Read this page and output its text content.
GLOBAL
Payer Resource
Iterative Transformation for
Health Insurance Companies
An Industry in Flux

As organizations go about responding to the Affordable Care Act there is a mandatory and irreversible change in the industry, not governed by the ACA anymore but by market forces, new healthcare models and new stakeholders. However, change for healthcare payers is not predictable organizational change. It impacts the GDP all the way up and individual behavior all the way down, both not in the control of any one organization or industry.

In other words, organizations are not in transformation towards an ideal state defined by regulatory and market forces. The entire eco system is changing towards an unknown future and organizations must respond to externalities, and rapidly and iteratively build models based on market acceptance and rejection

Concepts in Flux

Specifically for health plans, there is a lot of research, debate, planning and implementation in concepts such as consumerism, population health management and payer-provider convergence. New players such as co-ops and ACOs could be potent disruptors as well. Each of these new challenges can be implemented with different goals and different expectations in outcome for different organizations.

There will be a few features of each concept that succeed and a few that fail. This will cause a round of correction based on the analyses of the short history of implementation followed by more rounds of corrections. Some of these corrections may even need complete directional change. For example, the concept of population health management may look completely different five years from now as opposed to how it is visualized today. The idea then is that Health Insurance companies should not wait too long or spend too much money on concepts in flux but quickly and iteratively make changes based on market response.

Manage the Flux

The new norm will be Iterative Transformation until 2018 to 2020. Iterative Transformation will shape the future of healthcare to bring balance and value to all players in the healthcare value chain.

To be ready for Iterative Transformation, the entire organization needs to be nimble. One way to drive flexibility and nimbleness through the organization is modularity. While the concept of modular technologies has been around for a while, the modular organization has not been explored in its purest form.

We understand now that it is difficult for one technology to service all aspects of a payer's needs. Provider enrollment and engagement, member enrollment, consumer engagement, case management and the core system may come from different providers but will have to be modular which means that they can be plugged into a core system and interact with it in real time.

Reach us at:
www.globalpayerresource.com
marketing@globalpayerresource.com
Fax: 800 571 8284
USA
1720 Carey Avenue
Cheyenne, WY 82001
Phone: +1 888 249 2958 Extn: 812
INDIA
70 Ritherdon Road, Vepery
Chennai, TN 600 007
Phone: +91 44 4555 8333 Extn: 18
────────────────────────────────────────
=== WHAT YOU SHOULD DO ===
Copy out every line in the entries above that holds "modular".

=== EXERCISE OUTPUT ===
To be ready for Iterative Transformation, the entire organization needs to be nimble. One way to drive flexibility and nimbleness through the organization is modularity. While the concept of modular technologies has been around for a while, the modular organization has not been explored in its purest form.
We understand now that it is difficult for one technology to service all aspects of a payer's needs. Provider enrollment and engagement, member enrollment, consumer engagement, case management and the core system may come from different providers but will have to be modular which means that they can be plugged into a core system and interact with it in real time.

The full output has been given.